---------- RECORDS FOR THE TASK ----------
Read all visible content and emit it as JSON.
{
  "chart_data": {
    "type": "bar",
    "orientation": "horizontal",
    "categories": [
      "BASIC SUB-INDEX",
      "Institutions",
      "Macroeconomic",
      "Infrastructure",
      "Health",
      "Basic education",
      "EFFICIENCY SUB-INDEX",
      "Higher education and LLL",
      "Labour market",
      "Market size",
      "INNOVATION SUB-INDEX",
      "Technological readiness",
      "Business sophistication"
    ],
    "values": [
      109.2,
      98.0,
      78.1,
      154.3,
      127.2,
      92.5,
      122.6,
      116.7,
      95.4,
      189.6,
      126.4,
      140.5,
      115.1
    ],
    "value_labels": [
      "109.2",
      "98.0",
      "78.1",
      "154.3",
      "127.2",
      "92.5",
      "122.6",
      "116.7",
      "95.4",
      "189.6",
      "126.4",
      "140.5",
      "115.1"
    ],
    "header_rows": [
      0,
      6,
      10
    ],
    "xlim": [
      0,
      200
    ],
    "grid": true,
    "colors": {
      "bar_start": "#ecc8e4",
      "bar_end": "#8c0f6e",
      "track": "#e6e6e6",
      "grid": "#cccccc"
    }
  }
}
----------
→ THE PROBLEM
Pick out every line with the string "INDEX" and copy it.

→ OUTPUT OF THE EXERCISE
      "BASIC SUB-INDEX",
      "EFFICIENCY SUB-INDEX",
      "INNOVATION SUB-INDEX",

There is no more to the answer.